(Data entries for graphics)
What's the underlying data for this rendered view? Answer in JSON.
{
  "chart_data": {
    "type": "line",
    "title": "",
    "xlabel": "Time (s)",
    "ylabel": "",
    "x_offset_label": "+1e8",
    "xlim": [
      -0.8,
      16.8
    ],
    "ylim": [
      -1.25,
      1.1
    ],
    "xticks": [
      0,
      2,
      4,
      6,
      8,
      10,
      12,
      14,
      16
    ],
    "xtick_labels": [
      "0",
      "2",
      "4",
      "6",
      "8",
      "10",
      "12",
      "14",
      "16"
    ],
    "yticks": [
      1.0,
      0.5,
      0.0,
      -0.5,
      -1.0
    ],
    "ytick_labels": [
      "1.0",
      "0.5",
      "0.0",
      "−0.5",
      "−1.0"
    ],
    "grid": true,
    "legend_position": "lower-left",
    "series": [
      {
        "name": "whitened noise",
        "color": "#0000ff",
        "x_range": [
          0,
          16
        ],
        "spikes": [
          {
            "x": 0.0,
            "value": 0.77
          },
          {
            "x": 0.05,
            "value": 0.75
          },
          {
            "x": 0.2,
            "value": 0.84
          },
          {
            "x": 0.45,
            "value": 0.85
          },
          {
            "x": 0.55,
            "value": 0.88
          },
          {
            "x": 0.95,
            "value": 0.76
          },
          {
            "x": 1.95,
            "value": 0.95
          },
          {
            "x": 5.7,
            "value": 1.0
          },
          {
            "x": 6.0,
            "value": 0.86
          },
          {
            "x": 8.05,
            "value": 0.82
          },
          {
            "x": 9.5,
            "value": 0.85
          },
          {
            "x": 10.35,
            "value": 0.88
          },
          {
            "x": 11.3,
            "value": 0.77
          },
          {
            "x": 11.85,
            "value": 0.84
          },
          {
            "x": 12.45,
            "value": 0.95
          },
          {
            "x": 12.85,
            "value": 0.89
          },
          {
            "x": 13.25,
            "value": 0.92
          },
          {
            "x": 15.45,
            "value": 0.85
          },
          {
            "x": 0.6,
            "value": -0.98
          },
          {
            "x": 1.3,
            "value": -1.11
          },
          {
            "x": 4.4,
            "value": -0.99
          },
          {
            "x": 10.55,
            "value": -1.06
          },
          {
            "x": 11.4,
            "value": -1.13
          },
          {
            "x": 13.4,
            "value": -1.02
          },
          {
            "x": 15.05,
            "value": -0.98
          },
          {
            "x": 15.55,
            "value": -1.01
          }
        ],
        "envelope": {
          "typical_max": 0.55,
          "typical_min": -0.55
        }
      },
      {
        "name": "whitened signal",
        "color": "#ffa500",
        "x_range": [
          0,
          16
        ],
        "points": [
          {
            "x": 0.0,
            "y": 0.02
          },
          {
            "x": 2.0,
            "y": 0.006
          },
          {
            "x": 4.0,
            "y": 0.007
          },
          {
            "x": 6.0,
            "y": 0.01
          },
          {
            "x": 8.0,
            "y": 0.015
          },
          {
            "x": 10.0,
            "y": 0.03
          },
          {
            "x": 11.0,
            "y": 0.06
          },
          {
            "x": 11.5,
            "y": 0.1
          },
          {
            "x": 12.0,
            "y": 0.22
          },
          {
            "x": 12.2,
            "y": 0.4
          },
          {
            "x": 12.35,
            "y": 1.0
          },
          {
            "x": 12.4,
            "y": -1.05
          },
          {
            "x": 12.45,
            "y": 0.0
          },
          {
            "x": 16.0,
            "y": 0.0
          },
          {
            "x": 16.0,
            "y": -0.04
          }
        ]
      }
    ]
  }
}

▸ **What to produce**: Exactly as written, please output every entry.

▸ **The output**:
What's the underlying data for this rendered view? Answer in JSON.
{
  "chart_data": {
    "type": "line",
    "title": "",
    "xlabel": "Time (s)",
    "ylabel": "",
    "x_offset_label": "+1e8",
    "xlim": [
      -0.8,
      16.8
    ],
    "ylim": [
      -1.25,
      1.1
    ],
    "xticks": [
      0,
      2,
      4,
      6,
      8,
      10,
      12,
      14,
      16
    ],
    "xtick_labels": [
      "0",
      "2",
      "4",
      "6",
      "8",
      "10",
      "12",
      "14",
      "16"
    ],
    "yticks": [
      1.0,
      0.5,
      0.0,
      -0.5,
      -1.0
    ],
    "ytick_labels": [
      "1.0",
      "0.5",
      "0.0",
      "−0.5",
      "−1.0"
    ],
    "grid": true,
    "legend_position": "lower-left",
    "series": [
      {
        "name": "whitened noise",
        "color": "#0000ff",
        "x_range": [
          0,
          16
        ],
        "spikes": [
          {
            "x": 0.0,
            "value": 0.77
          },
          {
            "x": 0.05,
            "value": 0.75
          },
          {
            "x": 0.2,
            "value": 0.84
          },
          {
            "x": 0.45,
            "value": 0.85
          },
          {
            "x": 0.55,
            "value": 0.88
          },
          {
            "x": 0.95,
            "value": 0.76
          },
          {
            "x": 1.95,
            "value": 0.95
          },
          {
            "x": 5.7,
            "value": 1.0
          },
          {
            "x": 6.0,
            "value": 0.86
          },
          {
            "x": 8.05,
            "value": 0.82
          },
          {
            "x": 9.5,
            "value": 0.85
          },
          {
            "x": 10.35,
            "value": 0.88
          },
          {
            "x": 11.3,
            "value": 0.77
          },
          {
            "x": 11.85,
            "value": 0.84
          },
          {
            "x": 12.45,
            "value": 0.95
          },
          {
            "x": 12.85,
            "value": 0.89
          },
          {
            "x": 13.25,
            "value": 0.92
          },
          {
            "x": 15.45,
            "value": 0.85
          },
          {
            "x": 0.6,
            "value": -0.98
          },
          {
            "x": 1.3,
            "value": -1.11
          },
          {
            "x": 4.4,
            "value": -0.99
          },
          {
            "x": 10.55,
            "value": -1.06
          },
          {
            "x": 11.4,
            "value": -1.13
          },
          {
            "x": 13.4,
            "value": -1.02
          },
          {
            "x": 15.05,
            "value": -0.98
          },
          {
            "x": 15.55,
            "value": -1.01
          }
        ],
        "envelope": {
          "typical_max": 0.55,
          "typical_min": -0.55
        }
      },
      {
        "name": "whitened signal",
        "color": "#ffa500",
        "x_range": [
          0,
          16
        ],
        "points": [
          {
            "x": 0.0,
            "y": 0.02
          },
          {
            "x": 2.0,
            "y": 0.006
          },
          {
            "x": 4.0,
            "y": 0.007
          },
          {
            "x": 6.0,
            "y": 0.01
          },
          {
            "x": 8.0,
            "y": 0.015
          },
          {
            "x": 10.0,
            "y": 0.03
          },
          {
            "x": 11.0,
            "y": 0.06
          },
          {
            "x": 11.5,
            "y": 0.1
          },
          {
            "x": 12.0,
            "y": 0.22
          },
          {
            "x": 12.2,
            "y": 0.4
          },
          {
            "x": 12.35,
            "y": 1.0
          },
          {
            "x": 12.4,
            "y": -1.05
          },
          {
            "x": 12.45,
            "y": 0.0
          },
          {
            "x": 16.0,
            "y": 0.0
          },
          {
            "x": 16.0,
            "y": -0.04
          }
        ]
      }
    ]
  }
}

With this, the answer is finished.